WHAT IS ASKED - Can you return, unchanged, everything from the start of the records down to the line containing "data-point: [77, 123, 85, 131]", including both ends?

[Dataset records]
┌──

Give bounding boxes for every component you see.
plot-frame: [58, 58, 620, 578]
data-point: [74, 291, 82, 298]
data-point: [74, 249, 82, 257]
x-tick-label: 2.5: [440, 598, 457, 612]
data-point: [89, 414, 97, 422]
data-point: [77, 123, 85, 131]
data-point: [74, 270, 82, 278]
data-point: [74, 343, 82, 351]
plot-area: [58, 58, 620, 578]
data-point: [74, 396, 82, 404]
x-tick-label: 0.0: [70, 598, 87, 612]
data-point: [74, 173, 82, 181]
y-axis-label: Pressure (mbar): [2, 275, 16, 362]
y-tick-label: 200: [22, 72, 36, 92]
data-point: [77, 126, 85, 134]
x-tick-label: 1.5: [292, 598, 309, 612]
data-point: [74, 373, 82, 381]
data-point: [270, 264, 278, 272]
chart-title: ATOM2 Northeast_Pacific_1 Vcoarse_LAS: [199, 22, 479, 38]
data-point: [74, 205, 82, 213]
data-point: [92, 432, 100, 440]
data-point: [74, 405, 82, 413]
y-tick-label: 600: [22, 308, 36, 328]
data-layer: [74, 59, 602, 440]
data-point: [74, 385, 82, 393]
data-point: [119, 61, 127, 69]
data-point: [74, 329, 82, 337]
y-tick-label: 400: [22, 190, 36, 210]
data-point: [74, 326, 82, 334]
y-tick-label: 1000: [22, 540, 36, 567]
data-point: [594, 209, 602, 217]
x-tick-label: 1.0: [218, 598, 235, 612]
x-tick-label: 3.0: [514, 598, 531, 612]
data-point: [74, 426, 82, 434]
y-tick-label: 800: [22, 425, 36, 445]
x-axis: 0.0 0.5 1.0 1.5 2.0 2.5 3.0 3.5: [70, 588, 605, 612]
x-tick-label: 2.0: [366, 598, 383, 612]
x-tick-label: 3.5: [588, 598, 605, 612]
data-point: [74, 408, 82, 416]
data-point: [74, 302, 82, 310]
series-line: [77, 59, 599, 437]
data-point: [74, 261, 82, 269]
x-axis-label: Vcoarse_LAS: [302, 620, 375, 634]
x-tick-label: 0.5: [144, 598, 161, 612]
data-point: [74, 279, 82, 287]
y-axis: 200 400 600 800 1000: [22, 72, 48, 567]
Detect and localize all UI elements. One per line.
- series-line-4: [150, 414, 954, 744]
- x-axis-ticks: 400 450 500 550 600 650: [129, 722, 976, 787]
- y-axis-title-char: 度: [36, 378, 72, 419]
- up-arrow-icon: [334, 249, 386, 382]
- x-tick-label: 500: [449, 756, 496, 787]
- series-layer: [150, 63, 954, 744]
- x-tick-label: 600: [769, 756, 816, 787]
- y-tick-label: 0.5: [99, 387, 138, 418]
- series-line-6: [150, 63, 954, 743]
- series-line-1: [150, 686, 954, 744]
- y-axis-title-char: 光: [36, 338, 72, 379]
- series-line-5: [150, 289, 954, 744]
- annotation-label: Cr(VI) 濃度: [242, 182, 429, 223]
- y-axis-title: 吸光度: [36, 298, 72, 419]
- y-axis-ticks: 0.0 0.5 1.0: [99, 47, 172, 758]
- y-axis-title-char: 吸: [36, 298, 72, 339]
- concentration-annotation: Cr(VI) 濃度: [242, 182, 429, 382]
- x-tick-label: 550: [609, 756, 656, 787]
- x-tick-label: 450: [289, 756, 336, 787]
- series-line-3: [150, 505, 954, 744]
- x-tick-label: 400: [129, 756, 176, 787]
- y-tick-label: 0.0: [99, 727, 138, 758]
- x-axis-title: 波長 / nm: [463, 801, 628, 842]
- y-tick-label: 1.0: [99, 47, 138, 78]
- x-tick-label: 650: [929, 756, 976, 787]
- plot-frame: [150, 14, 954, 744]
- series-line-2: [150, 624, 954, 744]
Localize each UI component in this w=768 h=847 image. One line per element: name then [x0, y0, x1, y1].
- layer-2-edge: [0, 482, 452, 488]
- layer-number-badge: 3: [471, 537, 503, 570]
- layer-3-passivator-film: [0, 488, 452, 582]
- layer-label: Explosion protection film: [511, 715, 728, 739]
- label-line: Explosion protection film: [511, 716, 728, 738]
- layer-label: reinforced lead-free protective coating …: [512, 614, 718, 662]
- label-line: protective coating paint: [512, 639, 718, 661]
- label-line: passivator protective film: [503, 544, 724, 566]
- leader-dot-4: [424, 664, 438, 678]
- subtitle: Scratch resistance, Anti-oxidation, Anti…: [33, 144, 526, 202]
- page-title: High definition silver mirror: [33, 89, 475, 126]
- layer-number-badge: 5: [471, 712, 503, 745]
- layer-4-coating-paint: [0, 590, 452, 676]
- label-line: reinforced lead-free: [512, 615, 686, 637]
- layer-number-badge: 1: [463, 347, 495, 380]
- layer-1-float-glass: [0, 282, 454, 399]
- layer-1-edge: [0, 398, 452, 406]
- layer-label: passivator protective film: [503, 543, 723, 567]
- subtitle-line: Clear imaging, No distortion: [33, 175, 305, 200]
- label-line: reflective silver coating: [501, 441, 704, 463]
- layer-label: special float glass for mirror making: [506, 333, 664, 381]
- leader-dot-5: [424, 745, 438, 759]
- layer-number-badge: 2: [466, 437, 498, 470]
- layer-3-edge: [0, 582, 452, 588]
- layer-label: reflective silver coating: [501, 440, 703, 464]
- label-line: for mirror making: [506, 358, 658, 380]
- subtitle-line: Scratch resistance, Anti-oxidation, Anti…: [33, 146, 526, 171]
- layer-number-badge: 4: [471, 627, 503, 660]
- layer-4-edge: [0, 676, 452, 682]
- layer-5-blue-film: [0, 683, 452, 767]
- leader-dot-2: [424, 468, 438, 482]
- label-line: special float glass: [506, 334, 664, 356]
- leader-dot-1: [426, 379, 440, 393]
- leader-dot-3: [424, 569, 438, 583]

└──

FINAL ANSWER -
Give bounding boxes for every component you see.
plot-frame: [58, 58, 620, 578]
data-point: [74, 291, 82, 298]
data-point: [74, 249, 82, 257]
x-tick-label: 2.5: [440, 598, 457, 612]
data-point: [89, 414, 97, 422]
data-point: [77, 123, 85, 131]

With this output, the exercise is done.